--- START Data section ---

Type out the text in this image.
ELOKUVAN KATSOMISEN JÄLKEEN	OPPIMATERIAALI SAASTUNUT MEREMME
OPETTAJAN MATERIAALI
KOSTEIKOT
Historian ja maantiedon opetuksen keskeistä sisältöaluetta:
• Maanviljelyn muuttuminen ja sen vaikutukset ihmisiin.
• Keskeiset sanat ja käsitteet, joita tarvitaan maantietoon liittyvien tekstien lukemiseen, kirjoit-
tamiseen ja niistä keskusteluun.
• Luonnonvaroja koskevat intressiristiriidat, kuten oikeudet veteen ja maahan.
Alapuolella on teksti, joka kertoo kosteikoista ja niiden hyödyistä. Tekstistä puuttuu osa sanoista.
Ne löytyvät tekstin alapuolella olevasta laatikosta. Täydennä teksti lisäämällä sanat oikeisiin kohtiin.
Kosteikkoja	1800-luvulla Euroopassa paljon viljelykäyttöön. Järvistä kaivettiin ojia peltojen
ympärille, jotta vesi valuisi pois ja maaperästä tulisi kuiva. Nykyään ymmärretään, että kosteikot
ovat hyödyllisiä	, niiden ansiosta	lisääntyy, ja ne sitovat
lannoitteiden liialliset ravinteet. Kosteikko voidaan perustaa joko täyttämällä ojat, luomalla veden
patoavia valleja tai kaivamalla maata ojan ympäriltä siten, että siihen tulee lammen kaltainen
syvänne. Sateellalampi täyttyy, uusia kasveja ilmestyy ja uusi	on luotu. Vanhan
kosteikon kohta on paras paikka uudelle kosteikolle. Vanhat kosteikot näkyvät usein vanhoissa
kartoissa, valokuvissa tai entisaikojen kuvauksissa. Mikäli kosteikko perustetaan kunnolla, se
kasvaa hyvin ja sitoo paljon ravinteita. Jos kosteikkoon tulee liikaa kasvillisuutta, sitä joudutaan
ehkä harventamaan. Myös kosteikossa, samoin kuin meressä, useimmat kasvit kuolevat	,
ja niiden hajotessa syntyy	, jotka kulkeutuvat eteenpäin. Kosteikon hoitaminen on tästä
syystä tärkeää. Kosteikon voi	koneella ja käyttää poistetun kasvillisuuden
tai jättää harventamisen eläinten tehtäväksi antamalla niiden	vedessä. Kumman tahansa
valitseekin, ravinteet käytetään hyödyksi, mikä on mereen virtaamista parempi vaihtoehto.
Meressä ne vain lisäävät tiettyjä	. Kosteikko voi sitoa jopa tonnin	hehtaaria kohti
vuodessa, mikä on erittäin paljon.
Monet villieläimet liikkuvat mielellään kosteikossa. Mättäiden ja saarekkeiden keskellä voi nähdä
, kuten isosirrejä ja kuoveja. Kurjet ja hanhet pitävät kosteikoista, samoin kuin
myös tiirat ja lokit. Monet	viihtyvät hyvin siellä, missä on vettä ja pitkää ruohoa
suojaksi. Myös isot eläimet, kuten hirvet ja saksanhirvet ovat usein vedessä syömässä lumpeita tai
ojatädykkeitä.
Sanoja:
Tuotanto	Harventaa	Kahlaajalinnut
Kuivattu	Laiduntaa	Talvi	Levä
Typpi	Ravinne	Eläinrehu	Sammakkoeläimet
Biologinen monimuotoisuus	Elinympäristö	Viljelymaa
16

--- END Data section ---

Recite the full listing above exactly.

Worked answer:
Type out the text in this image.
ELOKUVAN KATSOMISEN JÄLKEEN	OPPIMATERIAALI SAASTUNUT MEREMME
OPETTAJAN MATERIAALI
KOSTEIKOT
Historian ja maantiedon opetuksen keskeistä sisältöaluetta:
• Maanviljelyn muuttuminen ja sen vaikutukset ihmisiin.
• Keskeiset sanat ja käsitteet, joita tarvitaan maantietoon liittyvien tekstien lukemiseen, kirjoit-
tamiseen ja niistä keskusteluun.
• Luonnonvaroja koskevat intressiristiriidat, kuten oikeudet veteen ja maahan.
Alapuolella on teksti, joka kertoo kosteikoista ja niiden hyödyistä. Tekstistä puuttuu osa sanoista.
Ne löytyvät tekstin alapuolella olevasta laatikosta. Täydennä teksti lisäämällä sanat oikeisiin kohtiin.
Kosteikkoja	1800-luvulla Euroopassa paljon viljelykäyttöön. Järvistä kaivettiin ojia peltojen
ympärille, jotta vesi valuisi pois ja maaperästä tulisi kuiva. Nykyään ymmärretään, että kosteikot
ovat hyödyllisiä	, niiden ansiosta	lisääntyy, ja ne sitovat
lannoitteiden liialliset ravinteet. Kosteikko voidaan perustaa joko täyttämällä ojat, luomalla veden
patoavia valleja tai kaivamalla maata ojan ympäriltä siten, että siihen tulee lammen kaltainen
syvänne. Sateellalampi täyttyy, uusia kasveja ilmestyy ja uusi	on luotu. Vanhan
kosteikon kohta on paras paikka uudelle kosteikolle. Vanhat kosteikot näkyvät usein vanhoissa
kartoissa, valokuvissa tai entisaikojen kuvauksissa. Mikäli kosteikko perustetaan kunnolla, se
kasvaa hyvin ja sitoo paljon ravinteita. Jos kosteikkoon tulee liikaa kasvillisuutta, sitä joudutaan
ehkä harventamaan. Myös kosteikossa, samoin kuin meressä, useimmat kasvit kuolevat	,
ja niiden hajotessa syntyy	, jotka kulkeutuvat eteenpäin. Kosteikon hoitaminen on tästä
syystä tärkeää. Kosteikon voi	koneella ja käyttää poistetun kasvillisuuden
tai jättää harventamisen eläinten tehtäväksi antamalla niiden	vedessä. Kumman tahansa
valitseekin, ravinteet käytetään hyödyksi, mikä on mereen virtaamista parempi vaihtoehto.
Meressä ne vain lisäävät tiettyjä	. Kosteikko voi sitoa jopa tonnin	hehtaaria kohti
vuodessa, mikä on erittäin paljon.
Monet villieläimet liikkuvat mielellään kosteikossa. Mättäiden ja saarekkeiden keskellä voi nähdä
, kuten isosirrejä ja kuoveja. Kurjet ja hanhet pitävät kosteikoista, samoin kuin
myös tiirat ja lokit. Monet	viihtyvät hyvin siellä, missä on vettä ja pitkää ruohoa
suojaksi. Myös isot eläimet, kuten hirvet ja saksanhirvet ovat usein vedessä syömässä lumpeita tai
ojatädykkeitä.
Sanoja:
Tuotanto	Harventaa	Kahlaajalinnut
Kuivattu	Laiduntaa	Talvi	Levä
Typpi	Ravinne	Eläinrehu	Sammakkoeläimet
Biologinen monimuotoisuus	Elinympäristö	Viljelymaa
16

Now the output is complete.